(Extracted data entries)
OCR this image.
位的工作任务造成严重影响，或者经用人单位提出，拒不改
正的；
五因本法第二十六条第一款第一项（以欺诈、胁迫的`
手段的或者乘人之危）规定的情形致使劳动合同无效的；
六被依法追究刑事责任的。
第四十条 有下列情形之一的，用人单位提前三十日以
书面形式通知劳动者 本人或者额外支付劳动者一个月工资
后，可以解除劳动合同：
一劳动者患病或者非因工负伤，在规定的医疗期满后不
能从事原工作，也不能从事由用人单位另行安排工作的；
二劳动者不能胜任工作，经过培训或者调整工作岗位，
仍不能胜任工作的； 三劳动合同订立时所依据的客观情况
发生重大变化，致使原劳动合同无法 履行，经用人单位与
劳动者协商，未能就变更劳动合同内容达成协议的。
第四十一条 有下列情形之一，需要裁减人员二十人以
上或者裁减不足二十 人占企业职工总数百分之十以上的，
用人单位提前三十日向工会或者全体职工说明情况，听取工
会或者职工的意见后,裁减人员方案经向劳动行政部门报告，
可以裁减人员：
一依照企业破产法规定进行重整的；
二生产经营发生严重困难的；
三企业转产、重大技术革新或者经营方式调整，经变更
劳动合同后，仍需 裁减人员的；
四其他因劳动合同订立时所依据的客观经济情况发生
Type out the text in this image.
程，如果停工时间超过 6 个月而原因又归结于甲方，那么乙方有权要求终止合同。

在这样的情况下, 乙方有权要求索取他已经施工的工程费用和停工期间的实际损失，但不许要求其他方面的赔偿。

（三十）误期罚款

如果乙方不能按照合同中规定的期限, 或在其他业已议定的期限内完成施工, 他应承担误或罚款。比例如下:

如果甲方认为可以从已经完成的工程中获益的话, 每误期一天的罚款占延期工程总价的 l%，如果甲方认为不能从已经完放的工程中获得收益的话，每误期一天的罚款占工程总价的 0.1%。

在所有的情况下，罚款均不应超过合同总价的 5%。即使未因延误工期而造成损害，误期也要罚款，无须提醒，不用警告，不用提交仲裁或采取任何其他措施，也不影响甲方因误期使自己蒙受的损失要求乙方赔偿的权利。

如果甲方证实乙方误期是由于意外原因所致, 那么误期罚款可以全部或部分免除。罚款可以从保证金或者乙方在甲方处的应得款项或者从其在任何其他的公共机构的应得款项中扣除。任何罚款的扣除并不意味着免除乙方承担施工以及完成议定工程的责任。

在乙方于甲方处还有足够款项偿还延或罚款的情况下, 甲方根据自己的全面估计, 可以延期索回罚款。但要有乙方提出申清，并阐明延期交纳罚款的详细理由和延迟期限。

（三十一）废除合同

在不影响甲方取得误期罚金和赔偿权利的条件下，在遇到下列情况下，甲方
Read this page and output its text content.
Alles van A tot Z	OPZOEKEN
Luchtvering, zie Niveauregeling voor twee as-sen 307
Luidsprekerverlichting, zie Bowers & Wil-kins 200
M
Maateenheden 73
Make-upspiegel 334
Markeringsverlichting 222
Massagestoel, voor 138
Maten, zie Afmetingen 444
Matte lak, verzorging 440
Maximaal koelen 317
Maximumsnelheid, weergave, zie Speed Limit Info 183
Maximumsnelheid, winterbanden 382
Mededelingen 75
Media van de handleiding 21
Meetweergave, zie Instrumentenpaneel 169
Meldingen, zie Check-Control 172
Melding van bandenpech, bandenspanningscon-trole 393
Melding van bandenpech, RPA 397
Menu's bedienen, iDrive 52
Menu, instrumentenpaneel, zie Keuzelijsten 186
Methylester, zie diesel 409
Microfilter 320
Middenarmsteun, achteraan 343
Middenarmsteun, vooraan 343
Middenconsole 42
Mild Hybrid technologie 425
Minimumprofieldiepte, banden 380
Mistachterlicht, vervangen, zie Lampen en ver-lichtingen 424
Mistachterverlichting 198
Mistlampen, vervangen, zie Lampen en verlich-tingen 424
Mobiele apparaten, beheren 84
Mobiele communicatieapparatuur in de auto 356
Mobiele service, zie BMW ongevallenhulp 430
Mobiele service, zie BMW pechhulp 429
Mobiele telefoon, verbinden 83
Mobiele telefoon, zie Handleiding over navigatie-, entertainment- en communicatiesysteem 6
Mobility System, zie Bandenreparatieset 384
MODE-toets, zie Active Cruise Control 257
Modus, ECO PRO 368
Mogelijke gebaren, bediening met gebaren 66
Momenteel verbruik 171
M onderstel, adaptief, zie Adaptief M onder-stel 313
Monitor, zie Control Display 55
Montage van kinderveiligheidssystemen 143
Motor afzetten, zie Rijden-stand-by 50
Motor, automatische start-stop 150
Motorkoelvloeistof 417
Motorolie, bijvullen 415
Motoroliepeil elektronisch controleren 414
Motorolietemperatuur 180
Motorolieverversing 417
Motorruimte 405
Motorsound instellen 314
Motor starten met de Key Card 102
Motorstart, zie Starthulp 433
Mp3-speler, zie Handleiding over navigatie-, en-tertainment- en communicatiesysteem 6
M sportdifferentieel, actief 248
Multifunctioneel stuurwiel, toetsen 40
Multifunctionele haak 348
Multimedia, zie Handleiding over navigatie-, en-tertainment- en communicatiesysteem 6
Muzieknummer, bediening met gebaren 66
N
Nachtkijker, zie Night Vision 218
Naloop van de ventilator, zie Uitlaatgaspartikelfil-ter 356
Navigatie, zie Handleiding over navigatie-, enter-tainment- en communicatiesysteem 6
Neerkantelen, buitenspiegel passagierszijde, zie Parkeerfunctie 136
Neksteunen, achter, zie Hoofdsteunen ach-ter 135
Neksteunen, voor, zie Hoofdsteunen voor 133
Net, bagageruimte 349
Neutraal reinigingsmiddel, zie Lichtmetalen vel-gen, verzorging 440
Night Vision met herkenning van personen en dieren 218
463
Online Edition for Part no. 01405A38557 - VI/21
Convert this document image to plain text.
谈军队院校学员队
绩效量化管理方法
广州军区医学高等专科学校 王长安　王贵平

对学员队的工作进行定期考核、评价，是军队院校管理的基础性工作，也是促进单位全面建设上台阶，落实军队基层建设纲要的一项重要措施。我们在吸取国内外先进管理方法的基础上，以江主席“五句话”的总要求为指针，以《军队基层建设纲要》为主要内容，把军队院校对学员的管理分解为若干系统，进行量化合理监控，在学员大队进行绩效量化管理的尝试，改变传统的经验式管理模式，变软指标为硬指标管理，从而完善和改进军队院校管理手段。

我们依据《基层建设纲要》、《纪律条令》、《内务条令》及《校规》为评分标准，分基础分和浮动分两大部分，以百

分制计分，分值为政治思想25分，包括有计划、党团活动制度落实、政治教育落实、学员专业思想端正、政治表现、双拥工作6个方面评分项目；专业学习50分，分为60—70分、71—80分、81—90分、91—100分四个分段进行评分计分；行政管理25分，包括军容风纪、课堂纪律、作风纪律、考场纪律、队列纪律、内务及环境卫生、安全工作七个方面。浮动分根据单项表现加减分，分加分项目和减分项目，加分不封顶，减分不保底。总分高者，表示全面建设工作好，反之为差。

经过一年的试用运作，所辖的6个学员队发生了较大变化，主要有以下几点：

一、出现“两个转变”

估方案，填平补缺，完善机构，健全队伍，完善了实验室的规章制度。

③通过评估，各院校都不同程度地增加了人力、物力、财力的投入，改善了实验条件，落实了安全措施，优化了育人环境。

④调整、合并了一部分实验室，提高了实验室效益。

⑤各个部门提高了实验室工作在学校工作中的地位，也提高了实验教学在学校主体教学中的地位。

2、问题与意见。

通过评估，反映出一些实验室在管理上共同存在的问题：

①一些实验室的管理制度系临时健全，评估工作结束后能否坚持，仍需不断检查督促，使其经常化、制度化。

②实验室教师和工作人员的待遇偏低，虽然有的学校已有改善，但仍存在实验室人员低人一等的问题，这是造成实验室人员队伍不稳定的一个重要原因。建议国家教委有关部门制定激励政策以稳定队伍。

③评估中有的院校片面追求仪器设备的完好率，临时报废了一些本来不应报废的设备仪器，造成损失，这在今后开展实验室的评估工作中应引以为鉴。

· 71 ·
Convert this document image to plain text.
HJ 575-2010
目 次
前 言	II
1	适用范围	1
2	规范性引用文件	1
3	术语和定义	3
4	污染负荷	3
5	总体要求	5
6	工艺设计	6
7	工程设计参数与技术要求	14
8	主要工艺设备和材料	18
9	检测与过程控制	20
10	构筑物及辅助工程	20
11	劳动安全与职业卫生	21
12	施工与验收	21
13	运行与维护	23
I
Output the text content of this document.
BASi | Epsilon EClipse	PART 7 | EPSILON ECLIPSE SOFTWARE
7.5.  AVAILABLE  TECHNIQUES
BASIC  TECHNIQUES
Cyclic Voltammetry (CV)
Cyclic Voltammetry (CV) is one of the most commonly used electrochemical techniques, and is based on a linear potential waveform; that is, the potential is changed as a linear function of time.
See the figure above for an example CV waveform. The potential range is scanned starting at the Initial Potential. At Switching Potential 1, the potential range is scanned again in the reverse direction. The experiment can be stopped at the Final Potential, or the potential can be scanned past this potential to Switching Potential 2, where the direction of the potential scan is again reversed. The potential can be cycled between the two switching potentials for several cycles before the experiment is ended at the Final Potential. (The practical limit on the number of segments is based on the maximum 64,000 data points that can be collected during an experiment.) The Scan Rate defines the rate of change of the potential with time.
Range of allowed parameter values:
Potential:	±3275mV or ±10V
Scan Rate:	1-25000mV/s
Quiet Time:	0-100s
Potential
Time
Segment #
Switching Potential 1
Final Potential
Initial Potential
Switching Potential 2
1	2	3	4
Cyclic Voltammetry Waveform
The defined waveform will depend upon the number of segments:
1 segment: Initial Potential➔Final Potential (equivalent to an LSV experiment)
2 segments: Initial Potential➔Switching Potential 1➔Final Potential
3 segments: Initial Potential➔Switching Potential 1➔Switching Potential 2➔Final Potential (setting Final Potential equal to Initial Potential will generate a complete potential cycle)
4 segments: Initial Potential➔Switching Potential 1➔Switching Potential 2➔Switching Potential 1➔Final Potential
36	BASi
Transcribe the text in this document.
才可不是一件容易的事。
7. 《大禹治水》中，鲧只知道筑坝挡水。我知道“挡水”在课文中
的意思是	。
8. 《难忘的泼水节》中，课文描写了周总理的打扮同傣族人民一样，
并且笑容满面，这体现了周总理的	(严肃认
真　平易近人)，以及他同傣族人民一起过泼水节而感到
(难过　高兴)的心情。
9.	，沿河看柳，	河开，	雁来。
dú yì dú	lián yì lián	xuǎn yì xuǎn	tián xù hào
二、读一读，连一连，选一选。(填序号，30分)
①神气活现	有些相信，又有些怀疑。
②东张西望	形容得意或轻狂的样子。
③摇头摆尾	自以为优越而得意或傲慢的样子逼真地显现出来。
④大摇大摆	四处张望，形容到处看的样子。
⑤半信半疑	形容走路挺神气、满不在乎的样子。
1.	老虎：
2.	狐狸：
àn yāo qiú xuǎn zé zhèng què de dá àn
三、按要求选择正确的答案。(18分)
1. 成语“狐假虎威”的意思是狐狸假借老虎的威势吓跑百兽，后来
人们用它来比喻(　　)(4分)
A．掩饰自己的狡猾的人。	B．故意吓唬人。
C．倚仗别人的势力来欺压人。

- **Exercise directions**
Give the count of lines holding the word "Night", with no other words.

- **Expected output**
2